• [Input records]:
:::

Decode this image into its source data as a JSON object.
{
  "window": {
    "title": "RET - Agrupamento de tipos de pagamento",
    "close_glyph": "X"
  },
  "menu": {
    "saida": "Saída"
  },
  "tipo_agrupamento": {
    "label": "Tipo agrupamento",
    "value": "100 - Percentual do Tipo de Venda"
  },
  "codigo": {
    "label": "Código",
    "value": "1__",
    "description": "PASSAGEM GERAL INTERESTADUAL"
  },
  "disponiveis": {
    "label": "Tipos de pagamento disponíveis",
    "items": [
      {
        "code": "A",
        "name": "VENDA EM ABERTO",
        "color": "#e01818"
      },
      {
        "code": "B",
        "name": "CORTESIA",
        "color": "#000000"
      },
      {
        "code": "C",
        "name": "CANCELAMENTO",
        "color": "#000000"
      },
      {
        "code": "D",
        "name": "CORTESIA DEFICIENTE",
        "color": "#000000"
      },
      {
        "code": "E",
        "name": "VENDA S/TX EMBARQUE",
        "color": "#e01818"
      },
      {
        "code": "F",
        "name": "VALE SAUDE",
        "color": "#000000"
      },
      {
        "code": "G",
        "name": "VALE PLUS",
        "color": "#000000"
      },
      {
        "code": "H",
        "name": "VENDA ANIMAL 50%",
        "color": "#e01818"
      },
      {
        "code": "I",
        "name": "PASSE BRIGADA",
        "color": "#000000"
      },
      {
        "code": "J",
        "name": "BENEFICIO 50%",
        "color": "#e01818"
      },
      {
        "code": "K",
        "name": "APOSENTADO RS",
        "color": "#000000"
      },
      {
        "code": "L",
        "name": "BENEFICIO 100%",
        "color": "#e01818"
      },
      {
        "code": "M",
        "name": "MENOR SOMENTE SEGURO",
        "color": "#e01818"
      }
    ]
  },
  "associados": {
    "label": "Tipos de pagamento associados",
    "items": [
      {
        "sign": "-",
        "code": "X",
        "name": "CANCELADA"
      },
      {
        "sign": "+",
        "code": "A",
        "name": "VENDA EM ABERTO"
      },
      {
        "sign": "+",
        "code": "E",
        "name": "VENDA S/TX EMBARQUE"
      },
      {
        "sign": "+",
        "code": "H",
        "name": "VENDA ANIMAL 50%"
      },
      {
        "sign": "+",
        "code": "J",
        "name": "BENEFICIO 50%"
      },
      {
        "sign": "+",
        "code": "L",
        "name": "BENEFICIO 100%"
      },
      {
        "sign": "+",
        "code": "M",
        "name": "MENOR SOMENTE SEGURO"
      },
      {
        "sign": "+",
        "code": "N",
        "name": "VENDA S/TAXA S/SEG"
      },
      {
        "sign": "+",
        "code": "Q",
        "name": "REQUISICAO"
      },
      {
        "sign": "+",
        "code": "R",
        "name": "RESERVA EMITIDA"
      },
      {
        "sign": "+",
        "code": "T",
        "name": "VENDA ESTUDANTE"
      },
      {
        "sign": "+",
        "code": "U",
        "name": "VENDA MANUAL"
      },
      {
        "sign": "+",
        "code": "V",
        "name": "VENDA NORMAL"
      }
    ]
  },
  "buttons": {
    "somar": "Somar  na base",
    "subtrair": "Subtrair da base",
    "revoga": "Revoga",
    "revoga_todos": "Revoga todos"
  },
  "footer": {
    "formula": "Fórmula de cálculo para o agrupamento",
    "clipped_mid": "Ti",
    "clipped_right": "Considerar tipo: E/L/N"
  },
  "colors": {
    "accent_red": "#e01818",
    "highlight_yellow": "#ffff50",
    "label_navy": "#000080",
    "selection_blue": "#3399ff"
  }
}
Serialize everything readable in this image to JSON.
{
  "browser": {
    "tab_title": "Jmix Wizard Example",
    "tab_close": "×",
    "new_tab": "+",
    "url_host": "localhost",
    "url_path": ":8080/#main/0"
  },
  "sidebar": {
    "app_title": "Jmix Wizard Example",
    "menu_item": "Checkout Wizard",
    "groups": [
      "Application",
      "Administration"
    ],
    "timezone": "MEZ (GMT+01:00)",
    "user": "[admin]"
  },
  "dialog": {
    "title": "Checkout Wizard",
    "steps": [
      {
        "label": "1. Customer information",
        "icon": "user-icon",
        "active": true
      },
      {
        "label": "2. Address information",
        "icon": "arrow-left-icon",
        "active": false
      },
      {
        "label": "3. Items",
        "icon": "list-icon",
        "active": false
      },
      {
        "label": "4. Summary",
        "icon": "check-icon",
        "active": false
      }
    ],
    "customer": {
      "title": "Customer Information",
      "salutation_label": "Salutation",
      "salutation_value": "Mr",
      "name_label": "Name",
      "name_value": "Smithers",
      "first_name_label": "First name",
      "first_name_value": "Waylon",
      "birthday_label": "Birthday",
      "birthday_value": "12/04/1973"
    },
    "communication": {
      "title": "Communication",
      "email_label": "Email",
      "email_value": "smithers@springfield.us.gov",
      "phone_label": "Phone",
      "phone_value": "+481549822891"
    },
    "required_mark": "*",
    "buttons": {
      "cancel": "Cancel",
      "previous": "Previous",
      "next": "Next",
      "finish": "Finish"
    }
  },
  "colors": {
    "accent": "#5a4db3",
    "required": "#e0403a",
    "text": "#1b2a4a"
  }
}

:::

Go through the listing above and locate each line that holds the word "Checkout". Copy those lines.

• [Finished exercise]:
    "menu_item": "Checkout Wizard",
    "title": "Checkout Wizard",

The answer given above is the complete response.